WHAT TO PRODUCE:
Review the material line by line. Identify and copy every line that contains the string "găinile".

SUPPLIED DATA:
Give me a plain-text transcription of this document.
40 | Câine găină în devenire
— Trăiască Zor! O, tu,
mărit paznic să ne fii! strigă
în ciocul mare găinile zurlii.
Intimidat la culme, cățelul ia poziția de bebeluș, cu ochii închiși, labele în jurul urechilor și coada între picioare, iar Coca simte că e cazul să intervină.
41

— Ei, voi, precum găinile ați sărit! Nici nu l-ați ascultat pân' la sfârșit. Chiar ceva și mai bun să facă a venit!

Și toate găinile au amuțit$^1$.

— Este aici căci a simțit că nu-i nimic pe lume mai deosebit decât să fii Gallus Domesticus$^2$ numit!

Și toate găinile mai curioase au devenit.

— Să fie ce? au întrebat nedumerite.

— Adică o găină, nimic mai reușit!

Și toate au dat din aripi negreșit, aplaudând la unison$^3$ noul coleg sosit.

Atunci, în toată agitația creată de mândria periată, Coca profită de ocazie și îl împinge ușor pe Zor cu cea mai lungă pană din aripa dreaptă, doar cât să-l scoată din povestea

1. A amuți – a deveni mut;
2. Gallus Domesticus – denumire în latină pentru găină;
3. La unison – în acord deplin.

FULL SOLUTION:
în ciocul mare găinile zurlii.
— Ei, voi, precum găinile ați sărit! Nici nu l-ați ascultat pân' la sfârșit. Chiar ceva și mai bun să facă a venit!
Și toate găinile au amuțit$^1$.
Și toate găinile mai curioase au devenit.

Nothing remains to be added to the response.